What to do
Write out again only the lines running from the one that contains "What data populates" to the end of the records below, including both the first and the last.

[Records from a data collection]
= = =

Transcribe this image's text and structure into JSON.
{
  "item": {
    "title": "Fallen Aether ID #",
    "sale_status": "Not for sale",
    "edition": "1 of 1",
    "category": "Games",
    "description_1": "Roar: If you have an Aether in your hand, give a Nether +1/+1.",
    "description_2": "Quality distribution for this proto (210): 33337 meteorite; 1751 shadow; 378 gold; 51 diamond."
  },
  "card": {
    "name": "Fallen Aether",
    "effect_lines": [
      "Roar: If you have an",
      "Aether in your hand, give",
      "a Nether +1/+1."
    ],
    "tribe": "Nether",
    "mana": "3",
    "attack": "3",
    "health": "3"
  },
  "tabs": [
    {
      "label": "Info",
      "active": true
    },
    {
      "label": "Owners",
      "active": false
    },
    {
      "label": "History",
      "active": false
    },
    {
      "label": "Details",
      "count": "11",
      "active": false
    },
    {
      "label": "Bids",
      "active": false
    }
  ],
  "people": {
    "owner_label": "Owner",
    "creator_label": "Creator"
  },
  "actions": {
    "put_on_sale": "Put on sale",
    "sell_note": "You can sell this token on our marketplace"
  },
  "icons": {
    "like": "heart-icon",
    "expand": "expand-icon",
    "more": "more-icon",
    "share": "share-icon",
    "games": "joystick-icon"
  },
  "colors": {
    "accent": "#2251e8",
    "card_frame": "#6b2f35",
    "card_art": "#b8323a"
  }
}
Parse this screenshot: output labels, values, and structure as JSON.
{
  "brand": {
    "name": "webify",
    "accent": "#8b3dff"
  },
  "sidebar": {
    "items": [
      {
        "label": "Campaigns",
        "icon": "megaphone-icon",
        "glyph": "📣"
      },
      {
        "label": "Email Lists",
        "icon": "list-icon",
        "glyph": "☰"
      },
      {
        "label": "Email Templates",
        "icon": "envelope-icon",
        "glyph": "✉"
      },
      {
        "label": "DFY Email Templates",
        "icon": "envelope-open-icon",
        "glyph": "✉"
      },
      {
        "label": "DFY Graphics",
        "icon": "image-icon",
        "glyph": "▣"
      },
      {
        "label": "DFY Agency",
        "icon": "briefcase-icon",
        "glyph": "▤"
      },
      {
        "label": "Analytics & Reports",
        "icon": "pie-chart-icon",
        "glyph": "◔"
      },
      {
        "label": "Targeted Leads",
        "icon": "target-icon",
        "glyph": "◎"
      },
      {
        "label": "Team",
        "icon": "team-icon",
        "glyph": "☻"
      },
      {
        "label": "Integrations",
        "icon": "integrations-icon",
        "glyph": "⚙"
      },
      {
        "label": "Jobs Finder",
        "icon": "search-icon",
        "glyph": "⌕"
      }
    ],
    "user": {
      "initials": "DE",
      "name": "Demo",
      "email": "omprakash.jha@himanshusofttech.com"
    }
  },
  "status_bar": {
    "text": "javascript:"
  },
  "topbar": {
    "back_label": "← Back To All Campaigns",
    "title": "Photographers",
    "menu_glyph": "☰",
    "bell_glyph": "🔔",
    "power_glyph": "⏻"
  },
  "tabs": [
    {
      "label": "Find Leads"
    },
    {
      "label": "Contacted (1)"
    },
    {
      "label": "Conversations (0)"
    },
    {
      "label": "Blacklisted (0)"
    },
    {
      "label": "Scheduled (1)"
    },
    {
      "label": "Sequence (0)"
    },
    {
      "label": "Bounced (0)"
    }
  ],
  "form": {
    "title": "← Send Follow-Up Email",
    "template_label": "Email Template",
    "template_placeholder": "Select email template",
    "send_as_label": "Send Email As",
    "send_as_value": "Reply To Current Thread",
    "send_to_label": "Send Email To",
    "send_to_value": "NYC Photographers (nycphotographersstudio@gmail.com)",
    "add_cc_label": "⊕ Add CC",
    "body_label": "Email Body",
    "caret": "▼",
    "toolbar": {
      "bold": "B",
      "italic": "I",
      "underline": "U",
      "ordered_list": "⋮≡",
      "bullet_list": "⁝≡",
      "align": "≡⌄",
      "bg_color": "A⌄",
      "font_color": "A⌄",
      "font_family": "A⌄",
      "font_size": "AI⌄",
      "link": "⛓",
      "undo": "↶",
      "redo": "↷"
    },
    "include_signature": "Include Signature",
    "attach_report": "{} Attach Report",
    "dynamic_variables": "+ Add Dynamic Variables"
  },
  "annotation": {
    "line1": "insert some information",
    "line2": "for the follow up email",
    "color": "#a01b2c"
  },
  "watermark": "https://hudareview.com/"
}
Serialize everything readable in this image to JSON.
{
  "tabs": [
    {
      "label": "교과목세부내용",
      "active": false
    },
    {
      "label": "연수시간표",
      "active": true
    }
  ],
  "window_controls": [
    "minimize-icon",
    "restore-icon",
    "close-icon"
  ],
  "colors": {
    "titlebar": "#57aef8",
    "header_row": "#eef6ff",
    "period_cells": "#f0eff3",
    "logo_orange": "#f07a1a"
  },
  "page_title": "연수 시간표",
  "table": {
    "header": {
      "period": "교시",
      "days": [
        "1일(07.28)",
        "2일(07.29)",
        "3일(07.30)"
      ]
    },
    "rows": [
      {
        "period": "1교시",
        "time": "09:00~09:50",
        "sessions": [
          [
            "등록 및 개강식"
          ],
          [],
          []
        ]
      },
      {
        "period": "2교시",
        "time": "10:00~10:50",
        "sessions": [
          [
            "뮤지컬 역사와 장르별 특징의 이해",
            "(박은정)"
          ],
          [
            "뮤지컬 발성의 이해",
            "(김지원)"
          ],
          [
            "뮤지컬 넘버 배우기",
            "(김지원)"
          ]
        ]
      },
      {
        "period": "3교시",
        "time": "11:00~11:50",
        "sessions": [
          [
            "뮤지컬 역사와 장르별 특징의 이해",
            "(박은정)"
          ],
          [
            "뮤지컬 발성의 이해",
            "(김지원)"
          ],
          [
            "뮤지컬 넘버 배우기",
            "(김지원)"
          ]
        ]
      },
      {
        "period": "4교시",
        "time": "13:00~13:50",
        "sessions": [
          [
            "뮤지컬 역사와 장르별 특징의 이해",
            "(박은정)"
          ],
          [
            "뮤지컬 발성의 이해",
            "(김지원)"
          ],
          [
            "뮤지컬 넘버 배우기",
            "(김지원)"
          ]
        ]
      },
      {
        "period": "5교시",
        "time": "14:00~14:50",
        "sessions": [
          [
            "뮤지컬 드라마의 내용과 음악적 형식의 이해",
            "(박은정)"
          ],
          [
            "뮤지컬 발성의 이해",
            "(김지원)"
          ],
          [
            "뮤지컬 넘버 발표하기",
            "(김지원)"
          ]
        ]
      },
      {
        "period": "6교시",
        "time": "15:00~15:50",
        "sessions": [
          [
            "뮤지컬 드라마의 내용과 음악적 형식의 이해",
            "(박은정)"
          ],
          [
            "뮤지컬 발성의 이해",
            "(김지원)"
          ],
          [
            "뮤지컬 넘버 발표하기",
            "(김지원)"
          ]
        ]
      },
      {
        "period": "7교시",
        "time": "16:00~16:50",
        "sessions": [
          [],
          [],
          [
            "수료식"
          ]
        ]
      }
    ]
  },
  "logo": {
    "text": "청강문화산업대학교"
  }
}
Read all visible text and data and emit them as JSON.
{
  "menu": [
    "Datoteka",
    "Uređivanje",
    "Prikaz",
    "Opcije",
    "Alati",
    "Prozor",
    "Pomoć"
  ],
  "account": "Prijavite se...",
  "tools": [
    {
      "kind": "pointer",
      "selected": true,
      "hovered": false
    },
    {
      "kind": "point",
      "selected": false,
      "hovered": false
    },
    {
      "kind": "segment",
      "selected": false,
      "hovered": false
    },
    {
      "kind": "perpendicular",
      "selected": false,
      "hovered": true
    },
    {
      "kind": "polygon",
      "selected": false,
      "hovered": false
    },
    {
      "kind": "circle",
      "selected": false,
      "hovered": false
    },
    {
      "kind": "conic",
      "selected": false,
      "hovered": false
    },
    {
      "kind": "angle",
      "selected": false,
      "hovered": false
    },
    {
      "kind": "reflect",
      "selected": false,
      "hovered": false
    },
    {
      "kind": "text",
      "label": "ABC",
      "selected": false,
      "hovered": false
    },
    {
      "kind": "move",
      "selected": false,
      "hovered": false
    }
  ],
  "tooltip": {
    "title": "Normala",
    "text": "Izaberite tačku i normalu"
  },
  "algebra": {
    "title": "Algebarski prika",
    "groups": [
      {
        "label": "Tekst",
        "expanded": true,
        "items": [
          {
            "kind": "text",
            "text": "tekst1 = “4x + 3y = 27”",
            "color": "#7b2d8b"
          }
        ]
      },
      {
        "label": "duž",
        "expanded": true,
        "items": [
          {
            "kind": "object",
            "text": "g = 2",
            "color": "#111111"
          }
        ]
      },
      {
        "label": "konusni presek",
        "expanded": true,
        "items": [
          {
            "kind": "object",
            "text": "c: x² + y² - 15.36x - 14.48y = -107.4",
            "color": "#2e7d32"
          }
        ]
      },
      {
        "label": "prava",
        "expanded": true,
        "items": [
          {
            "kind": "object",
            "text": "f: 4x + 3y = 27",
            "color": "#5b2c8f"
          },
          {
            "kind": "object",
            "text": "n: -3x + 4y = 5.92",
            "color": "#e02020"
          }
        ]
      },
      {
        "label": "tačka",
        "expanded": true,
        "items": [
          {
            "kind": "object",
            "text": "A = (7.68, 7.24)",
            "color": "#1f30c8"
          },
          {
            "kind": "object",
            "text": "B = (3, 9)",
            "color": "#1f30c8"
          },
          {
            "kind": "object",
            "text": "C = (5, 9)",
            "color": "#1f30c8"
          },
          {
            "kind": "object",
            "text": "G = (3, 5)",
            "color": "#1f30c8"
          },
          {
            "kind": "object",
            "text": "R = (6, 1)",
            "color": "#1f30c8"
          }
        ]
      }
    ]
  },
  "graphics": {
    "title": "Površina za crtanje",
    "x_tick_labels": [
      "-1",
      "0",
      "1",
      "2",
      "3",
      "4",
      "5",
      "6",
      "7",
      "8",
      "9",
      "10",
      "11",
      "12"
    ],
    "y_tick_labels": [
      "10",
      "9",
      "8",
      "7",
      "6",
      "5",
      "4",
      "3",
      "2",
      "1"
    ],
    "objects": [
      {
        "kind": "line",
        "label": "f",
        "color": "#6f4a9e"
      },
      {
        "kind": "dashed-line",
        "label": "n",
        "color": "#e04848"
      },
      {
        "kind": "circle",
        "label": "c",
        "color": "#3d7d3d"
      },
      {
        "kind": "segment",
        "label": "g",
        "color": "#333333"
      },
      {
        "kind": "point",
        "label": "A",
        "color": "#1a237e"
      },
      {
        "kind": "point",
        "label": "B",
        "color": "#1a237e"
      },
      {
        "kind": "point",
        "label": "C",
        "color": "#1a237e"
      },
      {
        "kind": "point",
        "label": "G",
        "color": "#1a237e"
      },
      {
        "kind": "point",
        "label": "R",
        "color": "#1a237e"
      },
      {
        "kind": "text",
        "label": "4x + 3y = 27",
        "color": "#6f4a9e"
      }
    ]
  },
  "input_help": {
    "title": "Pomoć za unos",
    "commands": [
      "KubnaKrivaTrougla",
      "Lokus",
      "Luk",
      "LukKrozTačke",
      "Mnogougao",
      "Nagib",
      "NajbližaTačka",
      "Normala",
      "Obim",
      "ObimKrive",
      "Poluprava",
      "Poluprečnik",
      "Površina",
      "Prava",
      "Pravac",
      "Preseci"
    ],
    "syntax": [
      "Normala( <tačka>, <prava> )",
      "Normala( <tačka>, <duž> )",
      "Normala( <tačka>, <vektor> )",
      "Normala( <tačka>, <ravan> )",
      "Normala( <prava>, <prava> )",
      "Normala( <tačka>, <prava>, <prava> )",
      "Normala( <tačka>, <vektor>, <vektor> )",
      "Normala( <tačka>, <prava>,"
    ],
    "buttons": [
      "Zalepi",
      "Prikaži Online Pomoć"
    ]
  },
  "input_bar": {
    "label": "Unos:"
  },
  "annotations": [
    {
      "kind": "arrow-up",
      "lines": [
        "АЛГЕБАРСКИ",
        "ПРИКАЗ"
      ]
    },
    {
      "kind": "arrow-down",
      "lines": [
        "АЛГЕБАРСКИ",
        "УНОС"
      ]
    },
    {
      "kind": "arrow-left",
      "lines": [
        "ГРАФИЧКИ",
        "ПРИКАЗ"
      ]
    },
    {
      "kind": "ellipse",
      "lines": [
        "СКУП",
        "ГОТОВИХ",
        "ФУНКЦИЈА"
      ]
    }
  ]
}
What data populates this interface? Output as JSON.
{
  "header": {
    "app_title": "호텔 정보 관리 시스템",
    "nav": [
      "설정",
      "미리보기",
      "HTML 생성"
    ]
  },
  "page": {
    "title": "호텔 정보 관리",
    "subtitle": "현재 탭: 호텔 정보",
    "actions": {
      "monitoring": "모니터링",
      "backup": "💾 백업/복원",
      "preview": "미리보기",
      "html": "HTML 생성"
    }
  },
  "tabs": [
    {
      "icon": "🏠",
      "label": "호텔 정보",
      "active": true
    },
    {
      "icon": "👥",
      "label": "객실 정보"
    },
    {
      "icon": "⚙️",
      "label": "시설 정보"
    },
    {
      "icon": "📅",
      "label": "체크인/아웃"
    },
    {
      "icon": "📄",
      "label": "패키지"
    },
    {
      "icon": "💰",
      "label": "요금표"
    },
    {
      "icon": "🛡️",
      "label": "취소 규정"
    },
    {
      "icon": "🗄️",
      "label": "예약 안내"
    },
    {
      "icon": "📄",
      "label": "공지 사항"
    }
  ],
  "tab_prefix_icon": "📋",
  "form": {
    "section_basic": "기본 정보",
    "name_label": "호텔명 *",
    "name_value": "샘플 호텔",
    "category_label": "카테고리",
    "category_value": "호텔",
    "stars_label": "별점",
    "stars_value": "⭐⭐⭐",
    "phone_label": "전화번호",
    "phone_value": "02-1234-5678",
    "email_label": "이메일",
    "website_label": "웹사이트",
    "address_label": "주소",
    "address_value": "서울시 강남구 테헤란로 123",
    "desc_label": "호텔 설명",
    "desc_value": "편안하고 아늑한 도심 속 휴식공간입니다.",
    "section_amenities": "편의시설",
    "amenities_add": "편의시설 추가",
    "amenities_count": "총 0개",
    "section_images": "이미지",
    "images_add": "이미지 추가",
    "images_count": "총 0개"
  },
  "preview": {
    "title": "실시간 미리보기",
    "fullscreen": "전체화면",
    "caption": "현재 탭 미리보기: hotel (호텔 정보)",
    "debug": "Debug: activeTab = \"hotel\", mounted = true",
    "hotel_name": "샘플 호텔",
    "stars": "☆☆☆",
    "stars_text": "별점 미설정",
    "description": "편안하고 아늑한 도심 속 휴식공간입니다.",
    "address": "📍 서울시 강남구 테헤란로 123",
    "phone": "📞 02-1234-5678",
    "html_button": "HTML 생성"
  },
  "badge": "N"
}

= = =

Full solution
What data populates this interface? Output as JSON.
{
  "header": {
    "app_title": "호텔 정보 관리 시스템",
    "nav": [
      "설정",
      "미리보기",
      "HTML 생성"
    ]
  },
  "page": {
    "title": "호텔 정보 관리",
    "subtitle": "현재 탭: 호텔 정보",
    "actions": {
      "monitoring": "모니터링",
      "backup": "💾 백업/복원",
      "preview": "미리보기",
      "html": "HTML 생성"
    }
  },
  "tabs": [
    {
      "icon": "🏠",
      "label": "호텔 정보",
      "active": true
    },
    {
      "icon": "👥",
      "label": "객실 정보"
    },
    {
      "icon": "⚙️",
      "label": "시설 정보"
    },
    {
      "icon": "📅",
      "label": "체크인/아웃"
    },
    {
      "icon": "📄",
      "label": "패키지"
    },
    {
      "icon": "💰",
      "label": "요금표"
    },
    {
      "icon": "🛡️",
      "label": "취소 규정"
    },
    {
      "icon": "🗄️",
      "label": "예약 안내"
    },
    {
      "icon": "📄",
      "label": "공지 사항"
    }
  ],
  "tab_prefix_icon": "📋",
  "form": {
    "section_basic": "기본 정보",
    "name_label": "호텔명 *",
    "name_value": "샘플 호텔",
    "category_label": "카테고리",
    "category_value": "호텔",
    "stars_label": "별점",
    "stars_value": "⭐⭐⭐",
    "phone_label": "전화번호",
    "phone_value": "02-1234-5678",
    "email_label": "이메일",
    "website_label": "웹사이트",
    "address_label": "주소",
    "address_value": "서울시 강남구 테헤란로 123",
    "desc_label": "호텔 설명",
    "desc_value": "편안하고 아늑한 도심 속 휴식공간입니다.",
    "section_amenities": "편의시설",
    "amenities_add": "편의시설 추가",
    "amenities_count": "총 0개",
    "section_images": "이미지",
    "images_add": "이미지 추가",
    "images_count": "총 0개"
  },
  "preview": {
    "title": "실시간 미리보기",
    "fullscreen": "전체화면",
    "caption": "현재 탭 미리보기: hotel (호텔 정보)",
    "debug": "Debug: activeTab = \"hotel\", mounted = true",
    "hotel_name": "샘플 호텔",
    "stars": "☆☆☆",
    "stars_text": "별점 미설정",
    "description": "편안하고 아늑한 도심 속 휴식공간입니다.",
    "address": "📍 서울시 강남구 테헤란로 123",
    "phone": "📞 02-1234-5678",
    "html_button": "HTML 생성"
  },
  "badge": "N"
}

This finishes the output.